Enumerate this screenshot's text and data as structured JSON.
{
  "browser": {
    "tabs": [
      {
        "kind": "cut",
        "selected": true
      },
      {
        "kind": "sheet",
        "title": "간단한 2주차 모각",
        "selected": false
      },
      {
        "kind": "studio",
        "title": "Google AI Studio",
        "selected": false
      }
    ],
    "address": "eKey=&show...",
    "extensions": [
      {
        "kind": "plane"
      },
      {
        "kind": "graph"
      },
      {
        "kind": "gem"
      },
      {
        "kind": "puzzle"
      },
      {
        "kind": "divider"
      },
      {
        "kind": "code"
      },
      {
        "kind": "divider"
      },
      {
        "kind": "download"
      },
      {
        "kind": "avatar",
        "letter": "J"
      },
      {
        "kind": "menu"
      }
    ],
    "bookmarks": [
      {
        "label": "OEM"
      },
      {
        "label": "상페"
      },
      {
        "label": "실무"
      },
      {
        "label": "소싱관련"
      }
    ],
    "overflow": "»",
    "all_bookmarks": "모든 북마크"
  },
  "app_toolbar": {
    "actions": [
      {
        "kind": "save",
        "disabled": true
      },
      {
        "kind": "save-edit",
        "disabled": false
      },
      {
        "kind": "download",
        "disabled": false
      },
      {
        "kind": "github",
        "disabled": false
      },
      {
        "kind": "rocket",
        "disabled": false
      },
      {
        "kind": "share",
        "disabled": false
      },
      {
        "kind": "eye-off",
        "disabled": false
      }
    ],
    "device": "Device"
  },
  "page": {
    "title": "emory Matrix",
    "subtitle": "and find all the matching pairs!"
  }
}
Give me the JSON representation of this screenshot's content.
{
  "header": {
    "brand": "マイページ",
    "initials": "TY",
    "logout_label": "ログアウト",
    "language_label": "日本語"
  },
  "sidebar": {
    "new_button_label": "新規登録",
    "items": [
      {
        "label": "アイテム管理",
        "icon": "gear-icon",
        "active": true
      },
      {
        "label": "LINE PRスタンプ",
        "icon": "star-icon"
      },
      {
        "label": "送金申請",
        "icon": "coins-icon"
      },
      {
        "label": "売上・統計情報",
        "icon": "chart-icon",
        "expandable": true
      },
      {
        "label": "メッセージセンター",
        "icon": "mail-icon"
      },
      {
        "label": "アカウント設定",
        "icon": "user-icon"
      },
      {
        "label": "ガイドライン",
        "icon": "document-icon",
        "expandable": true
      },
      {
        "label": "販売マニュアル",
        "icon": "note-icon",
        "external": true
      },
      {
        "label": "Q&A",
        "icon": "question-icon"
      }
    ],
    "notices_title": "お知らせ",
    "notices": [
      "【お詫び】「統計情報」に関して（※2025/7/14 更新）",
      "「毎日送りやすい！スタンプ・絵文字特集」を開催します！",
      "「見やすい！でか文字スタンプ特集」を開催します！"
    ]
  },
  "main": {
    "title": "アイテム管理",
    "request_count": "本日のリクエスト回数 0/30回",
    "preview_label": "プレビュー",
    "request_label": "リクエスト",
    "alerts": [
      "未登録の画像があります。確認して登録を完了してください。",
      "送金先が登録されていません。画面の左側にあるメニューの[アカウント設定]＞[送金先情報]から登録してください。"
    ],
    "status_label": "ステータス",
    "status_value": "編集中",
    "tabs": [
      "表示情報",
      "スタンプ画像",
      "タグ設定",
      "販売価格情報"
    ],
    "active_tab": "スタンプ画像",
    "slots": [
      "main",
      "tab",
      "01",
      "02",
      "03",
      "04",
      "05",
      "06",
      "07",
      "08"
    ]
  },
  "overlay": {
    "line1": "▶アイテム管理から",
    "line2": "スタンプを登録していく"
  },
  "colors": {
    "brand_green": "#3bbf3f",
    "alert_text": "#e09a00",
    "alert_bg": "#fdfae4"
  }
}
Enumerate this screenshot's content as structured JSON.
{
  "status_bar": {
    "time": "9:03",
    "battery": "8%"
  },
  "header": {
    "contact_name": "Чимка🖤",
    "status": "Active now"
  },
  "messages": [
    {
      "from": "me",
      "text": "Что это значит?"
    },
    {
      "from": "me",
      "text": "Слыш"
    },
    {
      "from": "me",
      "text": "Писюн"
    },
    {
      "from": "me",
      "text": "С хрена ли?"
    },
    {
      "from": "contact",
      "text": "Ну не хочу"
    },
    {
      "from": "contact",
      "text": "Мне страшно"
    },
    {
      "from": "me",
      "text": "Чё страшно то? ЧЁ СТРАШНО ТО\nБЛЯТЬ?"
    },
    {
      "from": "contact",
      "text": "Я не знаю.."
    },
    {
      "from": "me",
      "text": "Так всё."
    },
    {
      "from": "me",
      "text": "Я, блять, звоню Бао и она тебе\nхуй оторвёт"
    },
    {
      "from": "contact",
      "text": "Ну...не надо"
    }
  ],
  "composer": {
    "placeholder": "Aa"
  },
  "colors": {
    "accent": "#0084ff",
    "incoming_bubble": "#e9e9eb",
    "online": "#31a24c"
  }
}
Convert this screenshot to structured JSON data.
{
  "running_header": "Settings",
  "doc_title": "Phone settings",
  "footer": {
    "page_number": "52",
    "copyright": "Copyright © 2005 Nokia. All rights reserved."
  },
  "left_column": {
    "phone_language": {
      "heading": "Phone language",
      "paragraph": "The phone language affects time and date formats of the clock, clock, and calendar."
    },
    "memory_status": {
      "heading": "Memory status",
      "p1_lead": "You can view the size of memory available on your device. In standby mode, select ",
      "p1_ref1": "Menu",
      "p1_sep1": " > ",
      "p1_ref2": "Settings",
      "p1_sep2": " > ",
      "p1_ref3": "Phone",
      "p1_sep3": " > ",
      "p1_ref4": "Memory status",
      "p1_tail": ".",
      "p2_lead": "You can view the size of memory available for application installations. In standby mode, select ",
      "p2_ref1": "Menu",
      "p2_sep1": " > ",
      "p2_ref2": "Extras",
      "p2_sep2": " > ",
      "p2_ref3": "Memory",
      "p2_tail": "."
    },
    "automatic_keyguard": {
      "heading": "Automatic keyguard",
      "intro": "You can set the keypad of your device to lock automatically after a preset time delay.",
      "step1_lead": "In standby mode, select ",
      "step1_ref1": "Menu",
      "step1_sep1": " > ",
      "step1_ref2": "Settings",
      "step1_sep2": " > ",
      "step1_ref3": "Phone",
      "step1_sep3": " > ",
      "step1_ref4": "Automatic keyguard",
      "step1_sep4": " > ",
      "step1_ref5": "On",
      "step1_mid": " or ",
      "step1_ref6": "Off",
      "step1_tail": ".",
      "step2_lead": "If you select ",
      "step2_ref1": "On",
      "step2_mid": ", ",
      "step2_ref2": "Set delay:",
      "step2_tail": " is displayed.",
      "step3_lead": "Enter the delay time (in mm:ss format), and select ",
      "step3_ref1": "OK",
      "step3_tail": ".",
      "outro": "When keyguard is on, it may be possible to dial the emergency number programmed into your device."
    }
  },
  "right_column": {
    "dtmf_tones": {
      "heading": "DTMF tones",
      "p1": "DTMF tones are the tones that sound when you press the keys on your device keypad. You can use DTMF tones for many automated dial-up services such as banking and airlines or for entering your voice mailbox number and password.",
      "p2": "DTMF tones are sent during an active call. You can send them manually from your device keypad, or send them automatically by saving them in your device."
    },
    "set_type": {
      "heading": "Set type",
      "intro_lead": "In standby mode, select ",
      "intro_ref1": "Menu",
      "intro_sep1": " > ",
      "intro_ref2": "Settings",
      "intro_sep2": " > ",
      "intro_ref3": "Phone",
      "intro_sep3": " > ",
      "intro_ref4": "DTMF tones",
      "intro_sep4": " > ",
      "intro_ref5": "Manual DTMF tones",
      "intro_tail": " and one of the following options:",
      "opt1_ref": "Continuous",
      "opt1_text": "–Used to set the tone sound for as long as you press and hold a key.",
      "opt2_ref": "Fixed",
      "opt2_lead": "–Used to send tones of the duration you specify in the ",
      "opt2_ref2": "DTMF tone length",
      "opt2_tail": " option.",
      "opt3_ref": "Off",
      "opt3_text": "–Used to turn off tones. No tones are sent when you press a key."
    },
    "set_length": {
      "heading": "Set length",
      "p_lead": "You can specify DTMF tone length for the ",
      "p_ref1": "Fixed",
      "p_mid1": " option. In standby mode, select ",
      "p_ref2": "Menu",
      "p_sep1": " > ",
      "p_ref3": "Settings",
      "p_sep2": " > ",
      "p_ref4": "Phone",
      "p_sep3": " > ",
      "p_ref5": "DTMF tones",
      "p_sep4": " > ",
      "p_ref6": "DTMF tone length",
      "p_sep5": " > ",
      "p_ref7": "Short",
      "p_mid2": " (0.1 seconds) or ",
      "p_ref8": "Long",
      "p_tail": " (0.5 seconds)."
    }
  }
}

_ _ _ _ _ _ _

**Your instructions**
In the entries above, identify every line with the word "this". Copy those lines.

**Finished task**
Enumerate this screenshot's text and data as structured JSON.
Give me the JSON representation of this screenshot's content.
Enumerate this screenshot's content as structured JSON.
Convert this screenshot to structured JSON data.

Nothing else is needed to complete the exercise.